▶ _Stated problem_
Copy the lines holding the word "CRTL", all of them.

▶ _Task material_
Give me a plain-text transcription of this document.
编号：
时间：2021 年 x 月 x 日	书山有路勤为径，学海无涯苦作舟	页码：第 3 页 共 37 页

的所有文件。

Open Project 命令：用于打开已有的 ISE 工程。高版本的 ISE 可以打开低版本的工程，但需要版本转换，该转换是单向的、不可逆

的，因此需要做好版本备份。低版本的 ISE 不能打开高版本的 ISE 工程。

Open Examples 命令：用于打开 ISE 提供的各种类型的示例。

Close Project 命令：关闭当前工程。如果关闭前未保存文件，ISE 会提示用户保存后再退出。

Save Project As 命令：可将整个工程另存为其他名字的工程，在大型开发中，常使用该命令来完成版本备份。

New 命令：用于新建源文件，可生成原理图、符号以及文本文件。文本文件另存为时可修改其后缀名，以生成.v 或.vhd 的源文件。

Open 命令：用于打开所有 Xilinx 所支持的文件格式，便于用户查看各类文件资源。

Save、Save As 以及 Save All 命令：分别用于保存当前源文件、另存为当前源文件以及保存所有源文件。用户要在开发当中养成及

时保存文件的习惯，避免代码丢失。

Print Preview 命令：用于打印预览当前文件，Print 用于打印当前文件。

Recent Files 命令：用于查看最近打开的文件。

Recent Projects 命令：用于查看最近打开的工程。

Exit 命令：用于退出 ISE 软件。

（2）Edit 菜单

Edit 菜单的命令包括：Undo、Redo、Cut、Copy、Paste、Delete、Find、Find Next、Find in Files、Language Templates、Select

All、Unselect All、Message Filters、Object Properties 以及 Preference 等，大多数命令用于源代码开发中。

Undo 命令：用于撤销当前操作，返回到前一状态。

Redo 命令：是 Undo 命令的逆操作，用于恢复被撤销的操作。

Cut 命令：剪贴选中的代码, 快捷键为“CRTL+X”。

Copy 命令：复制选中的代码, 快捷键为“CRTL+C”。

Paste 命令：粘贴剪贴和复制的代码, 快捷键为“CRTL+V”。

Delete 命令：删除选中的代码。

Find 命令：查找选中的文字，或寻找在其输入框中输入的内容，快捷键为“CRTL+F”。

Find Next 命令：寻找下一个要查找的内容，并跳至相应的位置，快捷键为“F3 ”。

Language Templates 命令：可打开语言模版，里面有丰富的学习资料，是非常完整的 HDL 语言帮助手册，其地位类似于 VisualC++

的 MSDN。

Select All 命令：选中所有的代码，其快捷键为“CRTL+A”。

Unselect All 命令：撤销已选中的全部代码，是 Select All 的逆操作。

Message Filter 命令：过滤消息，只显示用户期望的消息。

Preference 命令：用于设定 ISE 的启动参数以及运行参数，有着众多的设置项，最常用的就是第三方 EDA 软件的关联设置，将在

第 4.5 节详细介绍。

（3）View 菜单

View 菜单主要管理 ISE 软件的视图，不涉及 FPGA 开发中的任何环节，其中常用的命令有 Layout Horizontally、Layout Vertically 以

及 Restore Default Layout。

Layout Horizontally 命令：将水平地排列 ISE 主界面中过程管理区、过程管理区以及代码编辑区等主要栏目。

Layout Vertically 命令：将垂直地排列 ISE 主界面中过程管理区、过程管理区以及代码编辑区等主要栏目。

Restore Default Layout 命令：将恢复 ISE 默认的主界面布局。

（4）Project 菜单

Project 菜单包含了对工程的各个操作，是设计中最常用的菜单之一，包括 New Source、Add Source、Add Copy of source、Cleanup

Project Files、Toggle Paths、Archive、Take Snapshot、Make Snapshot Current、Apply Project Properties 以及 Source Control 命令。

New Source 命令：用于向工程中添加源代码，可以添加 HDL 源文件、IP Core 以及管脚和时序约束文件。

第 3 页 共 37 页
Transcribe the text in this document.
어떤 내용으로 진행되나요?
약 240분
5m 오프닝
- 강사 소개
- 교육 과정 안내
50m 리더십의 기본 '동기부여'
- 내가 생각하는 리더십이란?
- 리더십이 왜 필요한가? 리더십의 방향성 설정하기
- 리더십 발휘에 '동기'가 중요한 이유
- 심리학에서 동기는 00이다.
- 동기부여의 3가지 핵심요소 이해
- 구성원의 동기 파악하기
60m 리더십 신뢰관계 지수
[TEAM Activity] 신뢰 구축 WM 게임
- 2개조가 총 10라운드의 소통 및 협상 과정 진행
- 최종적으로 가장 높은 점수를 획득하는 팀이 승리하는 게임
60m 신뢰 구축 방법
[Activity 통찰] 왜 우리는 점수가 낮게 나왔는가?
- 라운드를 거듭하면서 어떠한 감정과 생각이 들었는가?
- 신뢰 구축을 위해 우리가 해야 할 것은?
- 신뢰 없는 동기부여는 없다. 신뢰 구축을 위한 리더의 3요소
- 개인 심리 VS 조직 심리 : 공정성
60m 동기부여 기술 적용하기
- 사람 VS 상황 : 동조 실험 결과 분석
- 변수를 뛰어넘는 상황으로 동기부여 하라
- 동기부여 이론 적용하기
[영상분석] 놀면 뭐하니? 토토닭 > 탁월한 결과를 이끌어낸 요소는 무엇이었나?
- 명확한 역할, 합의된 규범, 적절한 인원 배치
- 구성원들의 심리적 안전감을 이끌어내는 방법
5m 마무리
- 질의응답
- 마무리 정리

▶ _Complete answer_
Cut 命令：剪贴选中的代码, 快捷键为“CRTL+X”。
Copy 命令：复制选中的代码, 快捷键为“CRTL+C”。
Paste 命令：粘贴剪贴和复制的代码, 快捷键为“CRTL+V”。
Find 命令：查找选中的文字，或寻找在其输入框中输入的内容，快捷键为“CRTL+F”。
Select All 命令：选中所有的代码，其快捷键为“CRTL+A”。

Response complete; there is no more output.